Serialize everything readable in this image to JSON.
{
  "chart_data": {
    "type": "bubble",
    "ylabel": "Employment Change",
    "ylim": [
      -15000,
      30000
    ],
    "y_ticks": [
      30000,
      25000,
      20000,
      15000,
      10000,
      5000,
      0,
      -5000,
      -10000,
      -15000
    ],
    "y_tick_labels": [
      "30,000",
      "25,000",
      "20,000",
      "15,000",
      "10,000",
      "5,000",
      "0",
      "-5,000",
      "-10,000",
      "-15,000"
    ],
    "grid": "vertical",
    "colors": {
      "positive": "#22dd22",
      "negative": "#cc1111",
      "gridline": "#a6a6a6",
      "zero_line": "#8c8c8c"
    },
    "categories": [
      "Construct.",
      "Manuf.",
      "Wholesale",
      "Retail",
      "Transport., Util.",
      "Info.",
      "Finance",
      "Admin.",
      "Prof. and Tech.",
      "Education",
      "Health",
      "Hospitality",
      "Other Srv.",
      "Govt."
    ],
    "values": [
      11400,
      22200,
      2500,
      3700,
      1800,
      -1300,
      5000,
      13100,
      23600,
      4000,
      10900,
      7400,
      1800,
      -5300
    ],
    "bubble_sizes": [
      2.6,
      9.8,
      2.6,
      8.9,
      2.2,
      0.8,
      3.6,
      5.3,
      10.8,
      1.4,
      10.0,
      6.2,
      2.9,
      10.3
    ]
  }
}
———
- TASK TO CARRY OUT
Each line must be given again exactly as written above.

- THE RESULT
Serialize everything readable in this image to JSON.
{
  "chart_data": {
    "type": "bubble",
    "ylabel": "Employment Change",
    "ylim": [
      -15000,
      30000
    ],
    "y_ticks": [
      30000,
      25000,
      20000,
      15000,
      10000,
      5000,
      0,
      -5000,
      -10000,
      -15000
    ],
    "y_tick_labels": [
      "30,000",
      "25,000",
      "20,000",
      "15,000",
      "10,000",
      "5,000",
      "0",
      "-5,000",
      "-10,000",
      "-15,000"
    ],
    "grid": "vertical",
    "colors": {
      "positive": "#22dd22",
      "negative": "#cc1111",
      "gridline": "#a6a6a6",
      "zero_line": "#8c8c8c"
    },
    "categories": [
      "Construct.",
      "Manuf.",
      "Wholesale",
      "Retail",
      "Transport., Util.",
      "Info.",
      "Finance",
      "Admin.",
      "Prof. and Tech.",
      "Education",
      "Health",
      "Hospitality",
      "Other Srv.",
      "Govt."
    ],
    "values": [
      11400,
      22200,
      2500,
      3700,
      1800,
      -1300,
      5000,
      13100,
      23600,
      4000,
      10900,
      7400,
      1800,
      -5300
    ],
    "bubble_sizes": [
      2.6,
      9.8,
      2.6,
      8.9,
      2.2,
      0.8,
      3.6,
      5.3,
      10.8,
      1.4,
      10.0,
      6.2,
      2.9,
      10.3
    ]
  }
}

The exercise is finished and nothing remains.